* begin Data for this exercise *
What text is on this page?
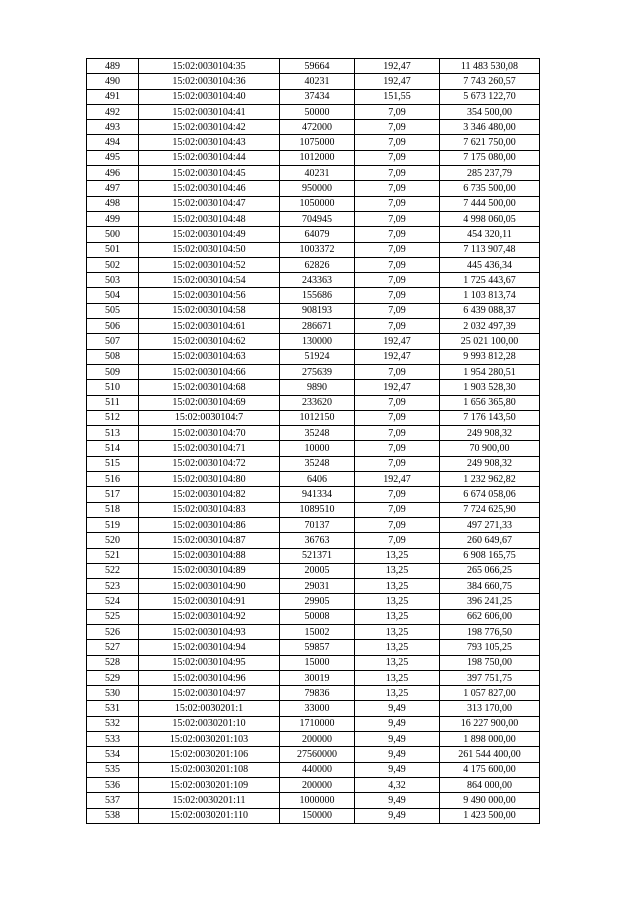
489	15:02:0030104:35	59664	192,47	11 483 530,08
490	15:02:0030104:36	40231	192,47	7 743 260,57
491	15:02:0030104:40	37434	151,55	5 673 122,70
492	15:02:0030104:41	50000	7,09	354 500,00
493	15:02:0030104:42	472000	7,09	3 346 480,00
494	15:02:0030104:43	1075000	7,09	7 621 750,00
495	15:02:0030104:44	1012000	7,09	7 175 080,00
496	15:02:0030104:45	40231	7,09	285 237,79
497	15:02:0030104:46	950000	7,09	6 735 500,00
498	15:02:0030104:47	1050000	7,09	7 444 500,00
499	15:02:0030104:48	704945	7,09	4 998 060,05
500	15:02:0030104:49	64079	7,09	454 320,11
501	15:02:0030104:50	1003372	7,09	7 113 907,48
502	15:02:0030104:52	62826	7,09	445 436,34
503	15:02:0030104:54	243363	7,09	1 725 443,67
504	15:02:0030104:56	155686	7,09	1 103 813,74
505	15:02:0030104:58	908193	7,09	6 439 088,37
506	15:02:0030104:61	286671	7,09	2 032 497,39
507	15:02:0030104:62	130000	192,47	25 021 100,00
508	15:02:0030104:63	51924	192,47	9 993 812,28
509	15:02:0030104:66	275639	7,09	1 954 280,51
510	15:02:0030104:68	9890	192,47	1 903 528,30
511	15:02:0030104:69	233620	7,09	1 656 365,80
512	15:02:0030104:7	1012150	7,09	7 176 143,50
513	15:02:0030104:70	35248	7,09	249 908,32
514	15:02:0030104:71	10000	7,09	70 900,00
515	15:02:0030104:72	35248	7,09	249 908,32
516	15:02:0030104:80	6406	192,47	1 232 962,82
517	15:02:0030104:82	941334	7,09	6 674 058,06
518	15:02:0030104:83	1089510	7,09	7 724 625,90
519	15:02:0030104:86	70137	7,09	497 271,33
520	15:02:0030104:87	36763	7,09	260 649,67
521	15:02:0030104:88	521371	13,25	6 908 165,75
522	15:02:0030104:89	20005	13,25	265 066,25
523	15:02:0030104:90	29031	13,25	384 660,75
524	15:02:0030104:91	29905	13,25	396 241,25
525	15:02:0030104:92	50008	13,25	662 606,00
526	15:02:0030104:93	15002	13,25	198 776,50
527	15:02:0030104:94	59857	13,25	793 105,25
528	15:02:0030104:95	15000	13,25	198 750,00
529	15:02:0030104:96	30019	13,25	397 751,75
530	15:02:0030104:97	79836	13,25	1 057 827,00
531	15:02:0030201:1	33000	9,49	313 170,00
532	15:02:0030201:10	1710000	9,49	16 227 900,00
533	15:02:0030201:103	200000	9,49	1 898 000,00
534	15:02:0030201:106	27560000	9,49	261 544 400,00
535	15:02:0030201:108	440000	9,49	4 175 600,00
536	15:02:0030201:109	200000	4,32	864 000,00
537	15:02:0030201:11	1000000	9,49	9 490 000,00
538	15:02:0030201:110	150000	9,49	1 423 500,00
* end Data for this exercise *
Pictures don't belong in the copy. Transcribe every record exactly as it appears.

What text is on this page?
489	15:02:0030104:35	59664	192,47	11 483 530,08
490	15:02:0030104:36	40231	192,47	7 743 260,57
491	15:02:0030104:40	37434	151,55	5 673 122,70
492	15:02:0030104:41	50000	7,09	354 500,00
493	15:02:0030104:42	472000	7,09	3 346 480,00
494	15:02:0030104:43	1075000	7,09	7 621 750,00
495	15:02:0030104:44	1012000	7,09	7 175 080,00
496	15:02:0030104:45	40231	7,09	285 237,79
497	15:02:0030104:46	950000	7,09	6 735 500,00
498	15:02:0030104:47	1050000	7,09	7 444 500,00
499	15:02:0030104:48	704945	7,09	4 998 060,05
500	15:02:0030104:49	64079	7,09	454 320,11
501	15:02:0030104:50	1003372	7,09	7 113 907,48
502	15:02:0030104:52	62826	7,09	445 436,34
503	15:02:0030104:54	243363	7,09	1 725 443,67
504	15:02:0030104:56	155686	7,09	1 103 813,74
505	15:02:0030104:58	908193	7,09	6 439 088,37
506	15:02:0030104:61	286671	7,09	2 032 497,39
507	15:02:0030104:62	130000	192,47	25 021 100,00
508	15:02:0030104:63	51924	192,47	9 993 812,28
509	15:02:0030104:66	275639	7,09	1 954 280,51
510	15:02:0030104:68	9890	192,47	1 903 528,30
511	15:02:0030104:69	233620	7,09	1 656 365,80
512	15:02:0030104:7	1012150	7,09	7 176 143,50
513	15:02:0030104:70	35248	7,09	249 908,32
514	15:02:0030104:71	10000	7,09	70 900,00
515	15:02:0030104:72	35248	7,09	249 908,32
516	15:02:0030104:80	6406	192,47	1 232 962,82
517	15:02:0030104:82	941334	7,09	6 674 058,06
518	15:02:0030104:83	1089510	7,09	7 724 625,90
519	15:02:0030104:86	70137	7,09	497 271,33
520	15:02:0030104:87	36763	7,09	260 649,67
521	15:02:0030104:88	521371	13,25	6 908 165,75
522	15:02:0030104:89	20005	13,25	265 066,25
523	15:02:0030104:90	29031	13,25	384 660,75
524	15:02:0030104:91	29905	13,25	396 241,25
525	15:02:0030104:92	50008	13,25	662 606,00
526	15:02:0030104:93	15002	13,25	198 776,50
527	15:02:0030104:94	59857	13,25	793 105,25
528	15:02:0030104:95	15000	13,25	198 750,00
529	15:02:0030104:96	30019	13,25	397 751,75
530	15:02:0030104:97	79836	13,25	1 057 827,00
531	15:02:0030201:1	33000	9,49	313 170,00
532	15:02:0030201:10	1710000	9,49	16 227 900,00
533	15:02:0030201:103	200000	9,49	1 898 000,00
534	15:02:0030201:106	27560000	9,49	261 544 400,00
535	15:02:0030201:108	440000	9,49	4 175 600,00
536	15:02:0030201:109	200000	4,32	864 000,00
537	15:02:0030201:11	1000000	9,49	9 490 000,00
538	15:02:0030201:110	150000	9,49	1 423 500,00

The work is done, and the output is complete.